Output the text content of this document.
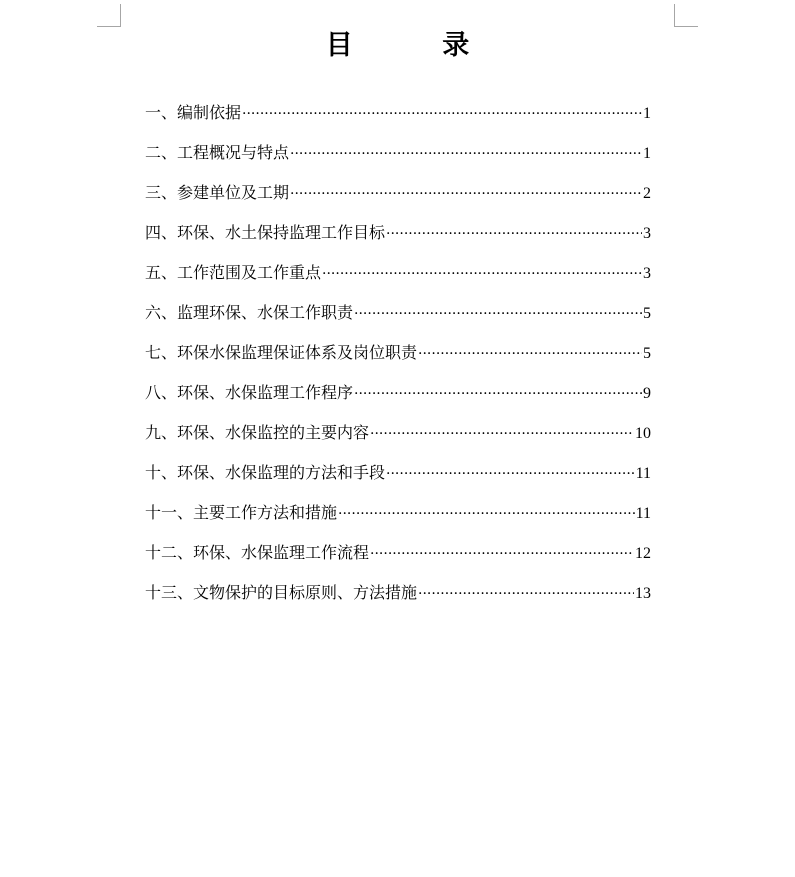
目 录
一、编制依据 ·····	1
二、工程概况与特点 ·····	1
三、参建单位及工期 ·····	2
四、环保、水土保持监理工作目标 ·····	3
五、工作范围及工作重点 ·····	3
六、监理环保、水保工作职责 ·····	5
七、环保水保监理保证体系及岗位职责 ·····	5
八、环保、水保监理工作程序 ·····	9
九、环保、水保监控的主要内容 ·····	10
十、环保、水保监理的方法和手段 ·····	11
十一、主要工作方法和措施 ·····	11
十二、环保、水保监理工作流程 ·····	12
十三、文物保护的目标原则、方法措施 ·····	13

[Task instructions] Set every line down exactly as written, leaving each picture out.

[Full response]
Output the text content of this document.
目 录
一、编制依据 ·····	1
二、工程概况与特点 ·····	1
三、参建单位及工期 ·····	2
四、环保、水土保持监理工作目标 ·····	3
五、工作范围及工作重点 ·····	3
六、监理环保、水保工作职责 ·····	5
七、环保水保监理保证体系及岗位职责 ·····	5
八、环保、水保监理工作程序 ·····	9
九、环保、水保监控的主要内容 ·····	10
十、环保、水保监理的方法和手段 ·····	11
十一、主要工作方法和措施 ·····	11
十二、环保、水保监理工作流程 ·····	12
十三、文物保护的目标原则、方法措施 ·····	13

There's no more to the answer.